**WORK TO BE COMPLETED:** Repeat the data that follows, word for word, without the images.

-- Begin DATA FOR THIS TASK --

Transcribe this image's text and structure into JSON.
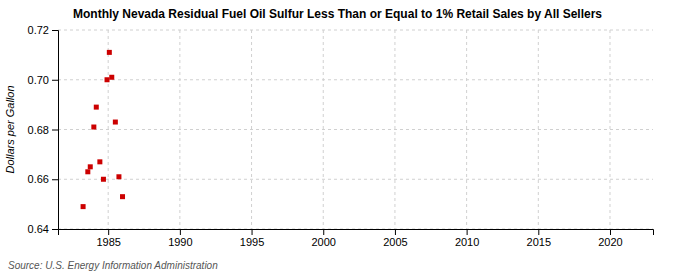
{
  "chart_data": {
    "type": "scatter",
    "title": "Monthly Nevada Residual Fuel Oil Sulfur Less Than or Equal to 1% Retail Sales by All Sellers",
    "ylabel": "Dollars per Gallon",
    "annotations": [
      "Source: U.S. Energy Information Administration"
    ],
    "x": [
      1983.25,
      1983.58,
      1983.75,
      1984.0,
      1984.17,
      1984.42,
      1984.67,
      1984.92,
      1985.08,
      1985.25,
      1985.5,
      1985.75,
      1986.0
    ],
    "values": [
      0.649,
      0.663,
      0.665,
      0.681,
      0.689,
      0.667,
      0.66,
      0.7,
      0.711,
      0.701,
      0.683,
      0.661,
      0.653
    ],
    "color": "#cc0000",
    "marker": "square",
    "xlim": [
      1981.5,
      2023
    ],
    "ylim": [
      0.64,
      0.72
    ],
    "xticks": [
      1985,
      1990,
      1995,
      2000,
      2005,
      2010,
      2015,
      2020
    ],
    "yticks": [
      0.64,
      0.66,
      0.68,
      {
        "value": 0.7,
        "label": "0.70"
      },
      0.72
    ],
    "grid": true
  }
}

-- End DATA FOR THIS TASK --

**WRITTEN ANSWER:**
Transcribe this image's text and structure into JSON.
{
  "chart_data": {
    "type": "scatter",
    "title": "Monthly Nevada Residual Fuel Oil Sulfur Less Than or Equal to 1% Retail Sales by All Sellers",
    "ylabel": "Dollars per Gallon",
    "annotations": [
      "Source: U.S. Energy Information Administration"
    ],
    "x": [
      1983.25,
      1983.58,
      1983.75,
      1984.0,
      1984.17,
      1984.42,
      1984.67,
      1984.92,
      1985.08,
      1985.25,
      1985.5,
      1985.75,
      1986.0
    ],
    "values": [
      0.649,
      0.663,
      0.665,
      0.681,
      0.689,
      0.667,
      0.66,
      0.7,
      0.711,
      0.701,
      0.683,
      0.661,
      0.653
    ],
    "color": "#cc0000",
    "marker": "square",
    "xlim": [
      1981.5,
      2023
    ],
    "ylim": [
      0.64,
      0.72
    ],
    "xticks": [
      1985,
      1990,
      1995,
      2000,
      2005,
      2010,
      2015,
      2020
    ],
    "yticks": [
      0.64,
      0.66,
      0.68,
      {
        "value": 0.7,
        "label": "0.70"
      },
      0.72
    ],
    "grid": true
  }
}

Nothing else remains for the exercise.